• **TEXT SEGMENT**:
Child care workers should be seen and not heard?

Child Care “zealot” Michael Demers considers the Child and Youth Care Worker’s role on the treatment team

The team approach has received a great deal of attention in the last couple of years as more and more Child and Youth Care professionals are responsible for helping to coordinate services to children and youth.

Although we are often asked to be a part of team conferences, there is often confusion as to the role of the Child and Youth Care worker in these meetings. In writing this brief article I am not proposing to offer a definitive answer, but rather to ask some questions which will help me – and perhaps you – to clarify what our role should be.

Before I get into a discussion of the team want to reflect a little on what I think the nature of our work really is.

Special work
A friend of mine, who at the time was a client, came over to my house at three in the morning. His father, who was a life-long alcoholic, had just pushed and pushed my friend to the point that the boy finally turned on his father, pushing him into a wall and breaking his father’s collar bone. This boy was now sitting on the floor in my bedroom with his knees up to his face. Because it was late his sobbing sounded all that much louder.

And what did I have to offer? Insight? Interpretation? Reflective listening? The challenging of faulty beliefs? No, all I could do was listen. His pain was so deep that it seemed that only time could heal. All I could offer was my space and time.

In a later case management meeting, the other professionals involved with this teenager had a hard time looking past his behaviour. One person even suggested that the fact his father was an alcoholic was used as an excuse sometimes. I think it was because of attitudes like this, that the underlying pain the boy was experiencing was only understood when he was with his friends and a few adults. I knew this, but I had a hard time saying anything. After all, I was hired “to change the kid”, not the professionals working with the kid.

A child care perspective
When I get together with other professionals involved with clients I am working with, how can I present my perspective on helping which focuses on relationship?

Clients can’t be friends, can they? If my job is to “do nothing other than provide relationship” (as if this is “little to do”), then how can I ask for the type of respect given to the professionals who have well-articulated theories and laboratories and experiments and hard data? Remember, what I have is my guitar, a soccer ball, a movie pass and two swimming suits (just in case I forget one in the car). What is my role within the team, when the team focuses so heavily on answers at the expense of first searching for the right questions? When everyone gets together to make decisions, what do I have to offer? And if, when I do speak, I am not heard, what am I to do?

• **INSTRUCTION A**: Decide whether each statement agrees with the article on child care workers, answering yes or no and quoting the words of the article that settle it: (i) the author says the piece gives a definitive answer about the worker's role; (ii) the boy came to the author's house at three in the morning; (iii) the boy broke his father's collar bone.
The article and the listing were taken from unrelated sources.

• **INFORMATION SUPPLIED**:

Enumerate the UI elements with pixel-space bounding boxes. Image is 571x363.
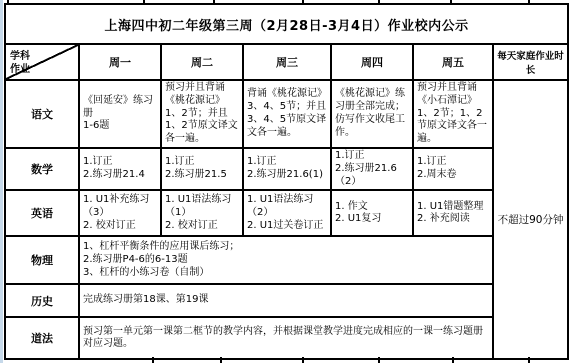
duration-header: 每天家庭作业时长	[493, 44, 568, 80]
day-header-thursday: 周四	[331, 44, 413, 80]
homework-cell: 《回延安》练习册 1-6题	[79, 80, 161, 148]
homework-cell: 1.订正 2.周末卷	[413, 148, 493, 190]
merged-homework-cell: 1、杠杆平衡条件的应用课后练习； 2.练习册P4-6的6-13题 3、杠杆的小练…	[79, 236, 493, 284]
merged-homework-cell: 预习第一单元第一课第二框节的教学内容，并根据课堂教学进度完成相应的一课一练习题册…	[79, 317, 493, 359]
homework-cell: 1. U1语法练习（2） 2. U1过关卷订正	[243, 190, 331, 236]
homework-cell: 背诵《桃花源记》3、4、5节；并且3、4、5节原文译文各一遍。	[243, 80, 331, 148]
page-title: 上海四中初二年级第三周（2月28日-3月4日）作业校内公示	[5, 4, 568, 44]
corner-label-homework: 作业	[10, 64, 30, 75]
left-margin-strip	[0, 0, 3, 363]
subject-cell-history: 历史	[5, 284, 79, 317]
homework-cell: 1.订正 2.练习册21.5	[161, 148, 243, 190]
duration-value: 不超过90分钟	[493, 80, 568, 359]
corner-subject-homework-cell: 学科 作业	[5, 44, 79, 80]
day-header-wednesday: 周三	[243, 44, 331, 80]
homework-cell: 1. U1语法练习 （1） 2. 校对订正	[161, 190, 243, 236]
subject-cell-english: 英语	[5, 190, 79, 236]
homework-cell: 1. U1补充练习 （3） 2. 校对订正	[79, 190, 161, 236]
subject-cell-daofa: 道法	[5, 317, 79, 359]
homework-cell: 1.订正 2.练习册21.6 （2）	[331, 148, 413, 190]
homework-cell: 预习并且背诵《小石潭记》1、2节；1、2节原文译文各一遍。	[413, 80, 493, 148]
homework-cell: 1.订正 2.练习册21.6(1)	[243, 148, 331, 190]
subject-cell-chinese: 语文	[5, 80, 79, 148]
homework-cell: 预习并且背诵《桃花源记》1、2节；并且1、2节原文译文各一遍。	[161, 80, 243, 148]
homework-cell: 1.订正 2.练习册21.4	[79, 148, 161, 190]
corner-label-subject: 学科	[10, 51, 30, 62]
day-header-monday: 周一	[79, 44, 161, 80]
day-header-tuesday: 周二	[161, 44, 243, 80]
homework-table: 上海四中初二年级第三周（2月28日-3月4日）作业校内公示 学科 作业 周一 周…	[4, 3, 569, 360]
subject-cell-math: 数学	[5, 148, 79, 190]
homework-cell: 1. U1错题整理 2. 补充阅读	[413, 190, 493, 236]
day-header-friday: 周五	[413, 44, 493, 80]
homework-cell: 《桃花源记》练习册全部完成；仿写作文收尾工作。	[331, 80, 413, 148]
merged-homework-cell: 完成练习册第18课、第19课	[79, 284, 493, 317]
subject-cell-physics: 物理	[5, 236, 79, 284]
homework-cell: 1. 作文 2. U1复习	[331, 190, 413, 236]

• **INSTRUCTION B**: From the listing, extract the part that opens with the line containing "44, 568, 80]" and closes with the line containing "64, 30, 75]", both lines included.

• **EXERCISE RESPONSE A**:
(i) No: "I am not proposing to offer a definitive answer, but rather to ask some questions"
(ii) Yes: "came over to my house at three in the morning"
(iii) Yes: "pushing him into a wall and breaking his father’s collar bone"

• **EXERCISE RESPONSE B**:
duration-header: 每天家庭作业时长	[493, 44, 568, 80]
day-header-thursday: 周四	[331, 44, 413, 80]
homework-cell: 《回延安》练习册 1-6题	[79, 80, 161, 148]
homework-cell: 1.订正 2.周末卷	[413, 148, 493, 190]
merged-homework-cell: 1、杠杆平衡条件的应用课后练习； 2.练习册P4-6的6-13题 3、杠杆的小练…	[79, 236, 493, 284]
merged-homework-cell: 预习第一单元第一课第二框节的教学内容，并根据课堂教学进度完成相应的一课一练习题册…	[79, 317, 493, 359]
homework-cell: 1. U1语法练习（2） 2. U1过关卷订正	[243, 190, 331, 236]
homework-cell: 背诵《桃花源记》3、4、5节；并且3、4、5节原文译文各一遍。	[243, 80, 331, 148]
page-title: 上海四中初二年级第三周（2月28日-3月4日）作业校内公示	[5, 4, 568, 44]
corner-label-homework: 作业	[10, 64, 30, 75]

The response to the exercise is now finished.